ITEMS —
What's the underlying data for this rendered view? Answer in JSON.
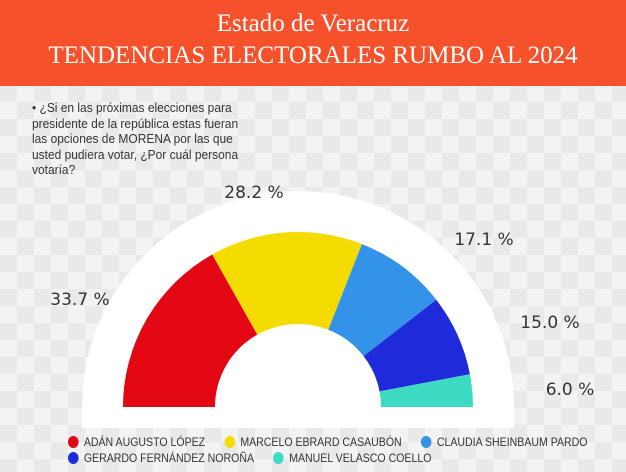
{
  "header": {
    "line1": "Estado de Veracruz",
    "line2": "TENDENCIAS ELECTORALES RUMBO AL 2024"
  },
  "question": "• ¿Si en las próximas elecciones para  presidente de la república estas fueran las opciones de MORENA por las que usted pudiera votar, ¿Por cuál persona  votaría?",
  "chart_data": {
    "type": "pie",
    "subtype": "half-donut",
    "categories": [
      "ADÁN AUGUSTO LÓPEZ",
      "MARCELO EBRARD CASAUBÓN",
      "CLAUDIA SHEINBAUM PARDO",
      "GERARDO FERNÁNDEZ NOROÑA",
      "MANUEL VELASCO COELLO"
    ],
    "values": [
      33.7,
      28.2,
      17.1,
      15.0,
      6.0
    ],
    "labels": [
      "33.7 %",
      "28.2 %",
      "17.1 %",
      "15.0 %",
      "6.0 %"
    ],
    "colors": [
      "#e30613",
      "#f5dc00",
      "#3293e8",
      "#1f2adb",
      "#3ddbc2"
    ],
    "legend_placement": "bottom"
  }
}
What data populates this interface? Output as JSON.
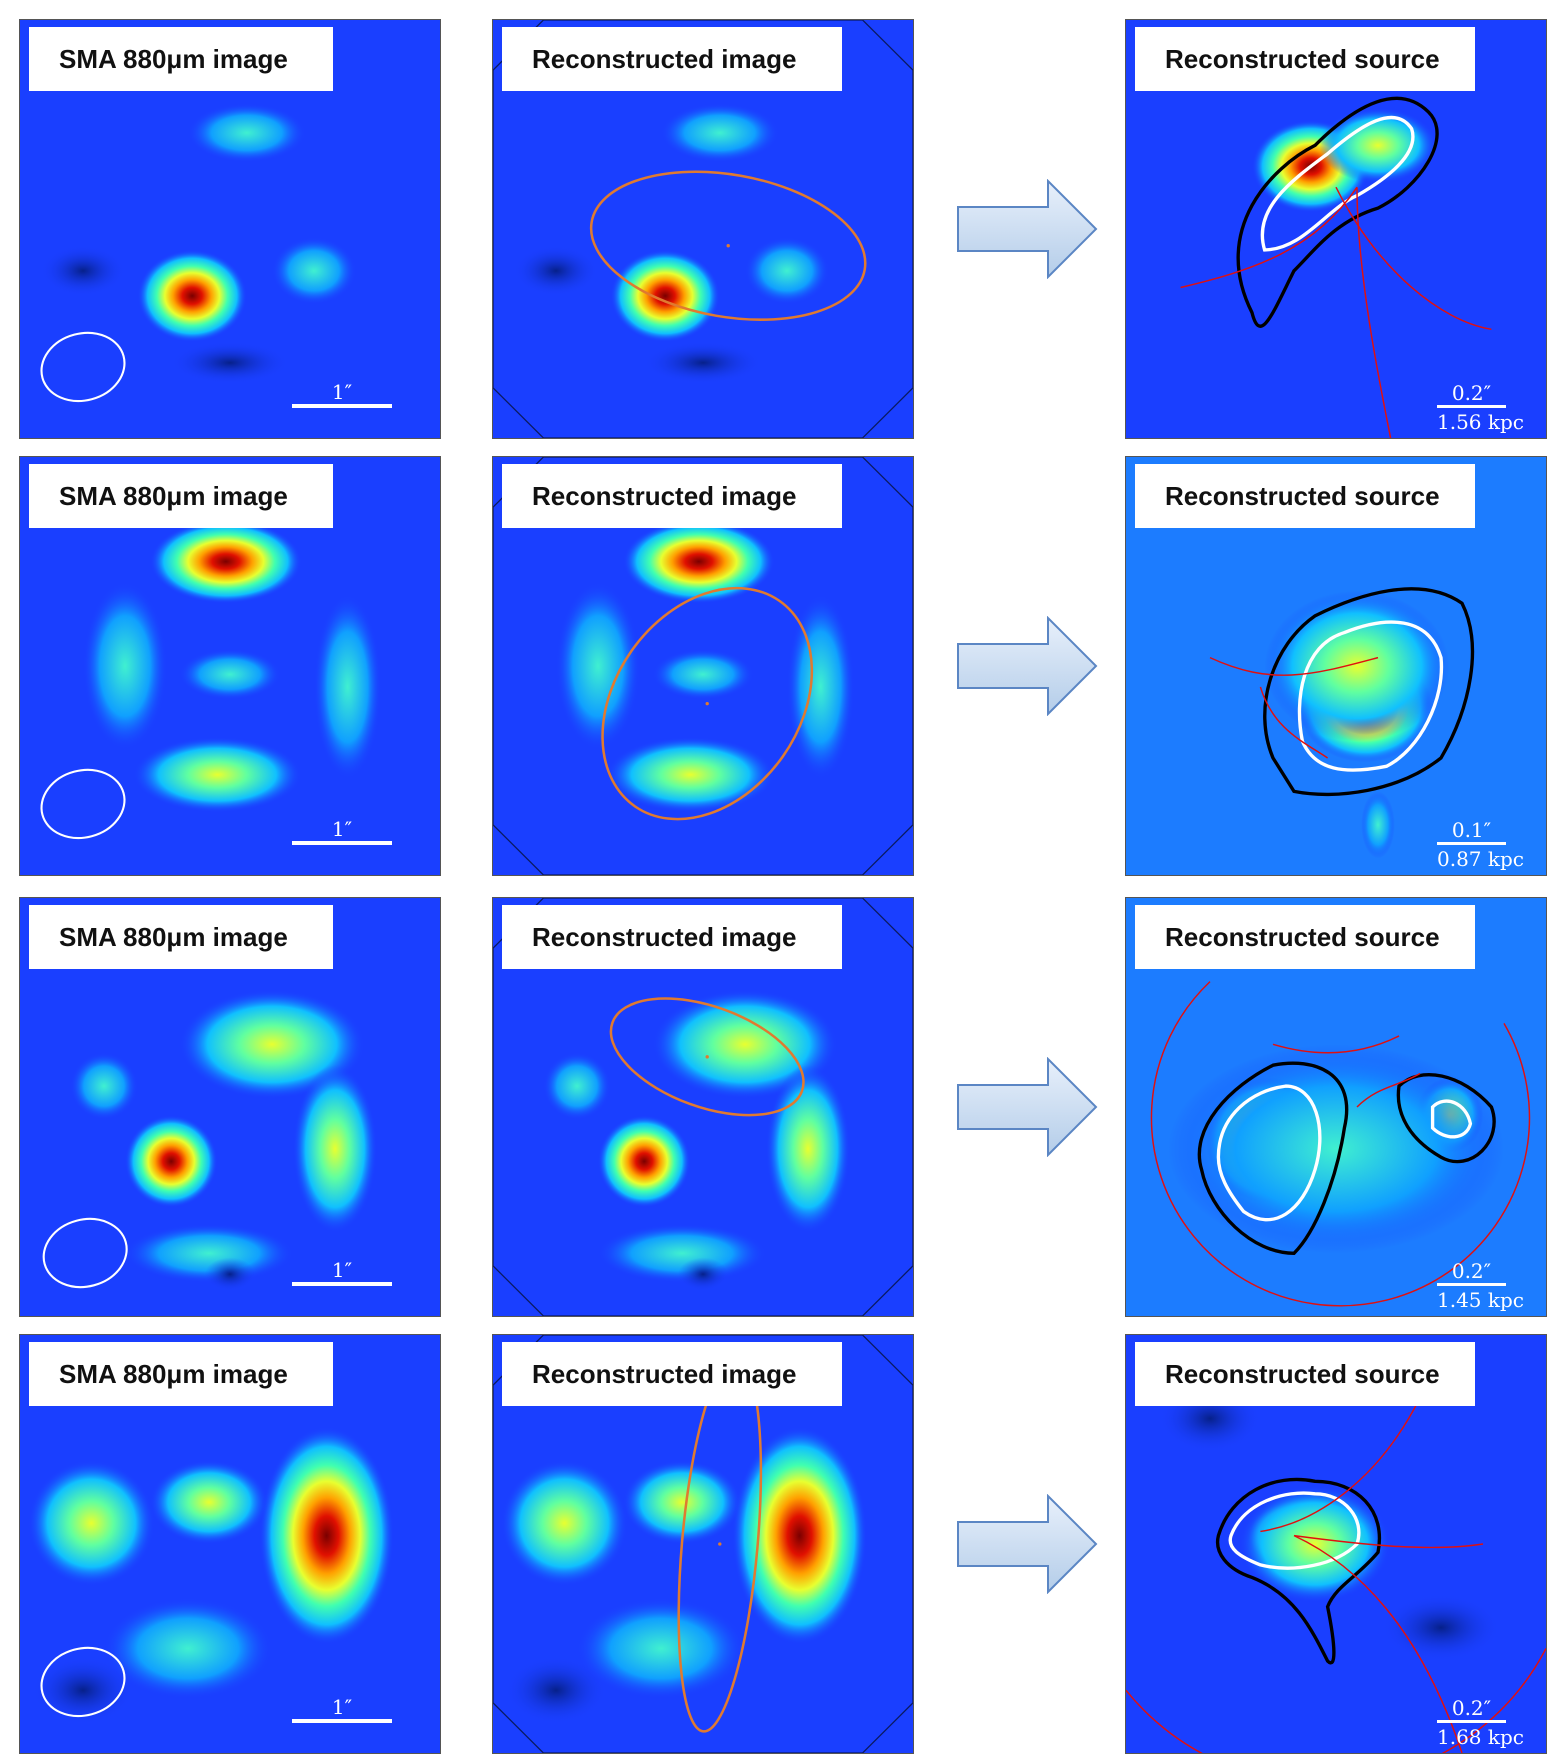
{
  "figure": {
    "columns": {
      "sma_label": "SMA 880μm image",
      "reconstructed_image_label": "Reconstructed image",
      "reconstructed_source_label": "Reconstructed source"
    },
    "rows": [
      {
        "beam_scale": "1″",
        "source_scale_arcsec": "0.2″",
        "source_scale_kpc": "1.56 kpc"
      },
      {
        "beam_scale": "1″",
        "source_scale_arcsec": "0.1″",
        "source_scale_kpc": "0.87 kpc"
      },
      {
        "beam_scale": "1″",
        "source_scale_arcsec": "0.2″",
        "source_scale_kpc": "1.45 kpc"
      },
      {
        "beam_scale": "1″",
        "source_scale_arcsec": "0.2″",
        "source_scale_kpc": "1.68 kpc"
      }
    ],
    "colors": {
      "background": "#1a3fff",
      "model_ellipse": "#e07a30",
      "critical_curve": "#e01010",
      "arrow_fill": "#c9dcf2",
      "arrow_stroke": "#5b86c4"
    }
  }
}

GIVEN EXERCISE —
Check each line of the entries for the string "this". Copy the lines that have it.

FINAL RESULT —
What's the underlying data for this rendered view? Answer in JSON.
What data populates this interface? Output as JSON.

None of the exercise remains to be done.